_Problem statement_
Write each record again exactly as it stands.

(Data listing)
_ _ _ _
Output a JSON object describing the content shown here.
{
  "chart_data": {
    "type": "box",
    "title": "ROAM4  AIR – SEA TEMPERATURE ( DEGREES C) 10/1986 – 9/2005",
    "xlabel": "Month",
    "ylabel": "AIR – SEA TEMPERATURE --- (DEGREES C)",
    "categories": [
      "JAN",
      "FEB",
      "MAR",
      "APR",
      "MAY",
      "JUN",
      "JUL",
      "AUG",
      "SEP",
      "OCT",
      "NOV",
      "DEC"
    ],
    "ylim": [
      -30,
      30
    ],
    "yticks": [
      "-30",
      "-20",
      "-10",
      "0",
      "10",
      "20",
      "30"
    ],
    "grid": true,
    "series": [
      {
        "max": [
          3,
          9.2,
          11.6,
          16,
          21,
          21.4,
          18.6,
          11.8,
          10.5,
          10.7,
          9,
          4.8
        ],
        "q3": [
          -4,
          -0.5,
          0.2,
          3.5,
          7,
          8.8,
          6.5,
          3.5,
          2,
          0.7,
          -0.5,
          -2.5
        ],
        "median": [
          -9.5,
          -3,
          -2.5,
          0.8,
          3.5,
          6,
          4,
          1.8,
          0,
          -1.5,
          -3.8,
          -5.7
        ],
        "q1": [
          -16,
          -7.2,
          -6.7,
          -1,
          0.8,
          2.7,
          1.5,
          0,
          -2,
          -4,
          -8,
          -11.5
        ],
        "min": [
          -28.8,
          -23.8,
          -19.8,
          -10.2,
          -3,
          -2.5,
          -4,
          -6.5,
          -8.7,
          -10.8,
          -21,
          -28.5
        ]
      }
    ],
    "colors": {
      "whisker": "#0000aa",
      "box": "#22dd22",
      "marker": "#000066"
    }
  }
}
_ _ _ _
_Exercise solution_
Output a JSON object describing the content shown here.
{
  "chart_data": {
    "type": "box",
    "title": "ROAM4  AIR – SEA TEMPERATURE ( DEGREES C) 10/1986 – 9/2005",
    "xlabel": "Month",
    "ylabel": "AIR – SEA TEMPERATURE --- (DEGREES C)",
    "categories": [
      "JAN",
      "FEB",
      "MAR",
      "APR",
      "MAY",
      "JUN",
      "JUL",
      "AUG",
      "SEP",
      "OCT",
      "NOV",
      "DEC"
    ],
    "ylim": [
      -30,
      30
    ],
    "yticks": [
      "-30",
      "-20",
      "-10",
      "0",
      "10",
      "20",
      "30"
    ],
    "grid": true,
    "series": [
      {
        "max": [
          3,
          9.2,
          11.6,
          16,
          21,
          21.4,
          18.6,
          11.8,
          10.5,
          10.7,
          9,
          4.8
        ],
        "q3": [
          -4,
          -0.5,
          0.2,
          3.5,
          7,
          8.8,
          6.5,
          3.5,
          2,
          0.7,
          -0.5,
          -2.5
        ],
        "median": [
          -9.5,
          -3,
          -2.5,
          0.8,
          3.5,
          6,
          4,
          1.8,
          0,
          -1.5,
          -3.8,
          -5.7
        ],
        "q1": [
          -16,
          -7.2,
          -6.7,
          -1,
          0.8,
          2.7,
          1.5,
          0,
          -2,
          -4,
          -8,
          -11.5
        ],
        "min": [
          -28.8,
          -23.8,
          -19.8,
          -10.2,
          -3,
          -2.5,
          -4,
          -6.5,
          -8.7,
          -10.8,
          -21,
          -28.5
        ]
      }
    ],
    "colors": {
      "whisker": "#0000aa",
      "box": "#22dd22",
      "marker": "#000066"
    }
  }
}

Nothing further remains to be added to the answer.